Records about charts and figures
========

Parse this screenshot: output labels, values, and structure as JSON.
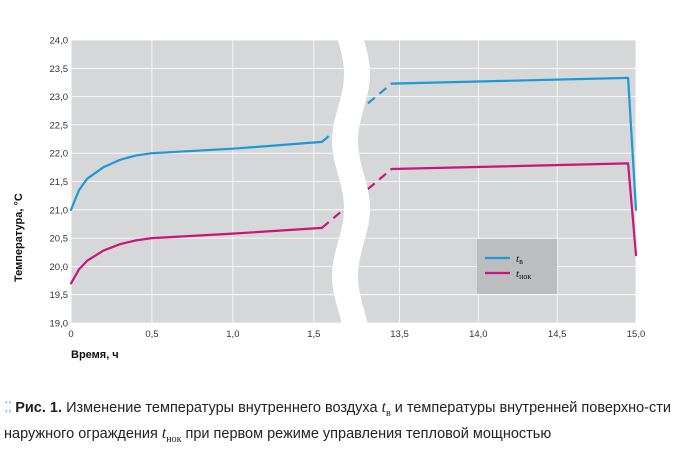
{
  "chart_data": {
    "type": "line",
    "xlabel": "Время, ч",
    "ylabel": "Температура, °С",
    "ylim": [
      19.0,
      24.0
    ],
    "yticks": [
      "19,0",
      "19,5",
      "20,0",
      "20,5",
      "21,0",
      "21,5",
      "22,0",
      "22,5",
      "23,0",
      "23,5",
      "24,0"
    ],
    "x_segments": [
      {
        "range": [
          0,
          1.6
        ],
        "ticks": [
          "0",
          "0,5",
          "1,0",
          "1,5"
        ]
      },
      {
        "range": [
          13.3,
          15.0
        ],
        "ticks": [
          "13,5",
          "14,0",
          "14,5",
          "15,0"
        ]
      }
    ],
    "axis_break": "wavy",
    "grid": true,
    "legend_position": "inside-right",
    "series": [
      {
        "name": "tв",
        "name_main": "t",
        "name_sub": "в",
        "color": "#1b9ad6",
        "segment1": [
          [
            0,
            21.0
          ],
          [
            0.05,
            21.35
          ],
          [
            0.1,
            21.55
          ],
          [
            0.2,
            21.75
          ],
          [
            0.3,
            21.88
          ],
          [
            0.4,
            21.96
          ],
          [
            0.5,
            22.0
          ],
          [
            1.0,
            22.08
          ],
          [
            1.55,
            22.2
          ]
        ],
        "bridge": [
          [
            1.55,
            22.2
          ],
          [
            13.45,
            23.23
          ]
        ],
        "segment2": [
          [
            13.45,
            23.23
          ],
          [
            14.95,
            23.33
          ],
          [
            15.0,
            21.0
          ]
        ]
      },
      {
        "name": "tнок",
        "name_main": "t",
        "name_sub": "нок",
        "color": "#c8167a",
        "segment1": [
          [
            0,
            19.7
          ],
          [
            0.05,
            19.95
          ],
          [
            0.1,
            20.1
          ],
          [
            0.2,
            20.28
          ],
          [
            0.3,
            20.39
          ],
          [
            0.4,
            20.46
          ],
          [
            0.5,
            20.5
          ],
          [
            1.0,
            20.58
          ],
          [
            1.55,
            20.68
          ]
        ],
        "bridge": [
          [
            1.55,
            20.68
          ],
          [
            13.45,
            21.72
          ]
        ],
        "segment2": [
          [
            13.45,
            21.72
          ],
          [
            14.95,
            21.82
          ],
          [
            15.0,
            20.2
          ]
        ]
      }
    ]
  },
  "caption": {
    "figure_label": "Рис. 1.",
    "text_part1": "Изменение температуры внутреннего воздуха",
    "var1_main": "t",
    "var1_sub": "в",
    "text_part2": "и температуры внутренней поверхно-сти наружного ограждения",
    "var2_main": "t",
    "var2_sub": "нок",
    "text_part3": "при первом режиме управления тепловой мощностью"
  },
  "colors": {
    "plot_background": "#d6d7d8",
    "legend_background": "#bcbdbf",
    "grid": "#ffffff"
  }
}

========

[EXERCISE REQUIREMENTS]: Extract every line of the data exactly; pictures stay out.

[PROBLEM SOLUTION]:
Parse this screenshot: output labels, values, and structure as JSON.
{
  "chart_data": {
    "type": "line",
    "xlabel": "Время, ч",
    "ylabel": "Температура, °С",
    "ylim": [
      19.0,
      24.0
    ],
    "yticks": [
      "19,0",
      "19,5",
      "20,0",
      "20,5",
      "21,0",
      "21,5",
      "22,0",
      "22,5",
      "23,0",
      "23,5",
      "24,0"
    ],
    "x_segments": [
      {
        "range": [
          0,
          1.6
        ],
        "ticks": [
          "0",
          "0,5",
          "1,0",
          "1,5"
        ]
      },
      {
        "range": [
          13.3,
          15.0
        ],
        "ticks": [
          "13,5",
          "14,0",
          "14,5",
          "15,0"
        ]
      }
    ],
    "axis_break": "wavy",
    "grid": true,
    "legend_position": "inside-right",
    "series": [
      {
        "name": "tв",
        "name_main": "t",
        "name_sub": "в",
        "color": "#1b9ad6",
        "segment1": [
          [
            0,
            21.0
          ],
          [
            0.05,
            21.35
          ],
          [
            0.1,
            21.55
          ],
          [
            0.2,
            21.75
          ],
          [
            0.3,
            21.88
          ],
          [
            0.4,
            21.96
          ],
          [
            0.5,
            22.0
          ],
          [
            1.0,
            22.08
          ],
          [
            1.55,
            22.2
          ]
        ],
        "bridge": [
          [
            1.55,
            22.2
          ],
          [
            13.45,
            23.23
          ]
        ],
        "segment2": [
          [
            13.45,
            23.23
          ],
          [
            14.95,
            23.33
          ],
          [
            15.0,
            21.0
          ]
        ]
      },
      {
        "name": "tнок",
        "name_main": "t",
        "name_sub": "нок",
        "color": "#c8167a",
        "segment1": [
          [
            0,
            19.7
          ],
          [
            0.05,
            19.95
          ],
          [
            0.1,
            20.1
          ],
          [
            0.2,
            20.28
          ],
          [
            0.3,
            20.39
          ],
          [
            0.4,
            20.46
          ],
          [
            0.5,
            20.5
          ],
          [
            1.0,
            20.58
          ],
          [
            1.55,
            20.68
          ]
        ],
        "bridge": [
          [
            1.55,
            20.68
          ],
          [
            13.45,
            21.72
          ]
        ],
        "segment2": [
          [
            13.45,
            21.72
          ],
          [
            14.95,
            21.82
          ],
          [
            15.0,
            20.2
          ]
        ]
      }
    ]
  },
  "caption": {
    "figure_label": "Рис. 1.",
    "text_part1": "Изменение температуры внутреннего воздуха",
    "var1_main": "t",
    "var1_sub": "в",
    "text_part2": "и температуры внутренней поверхно-сти наружного ограждения",
    "var2_main": "t",
    "var2_sub": "нок",
    "text_part3": "при первом режиме управления тепловой мощностью"
  },
  "colors": {
    "plot_background": "#d6d7d8",
    "legend_background": "#bcbdbf",
    "grid": "#ffffff"
  }
}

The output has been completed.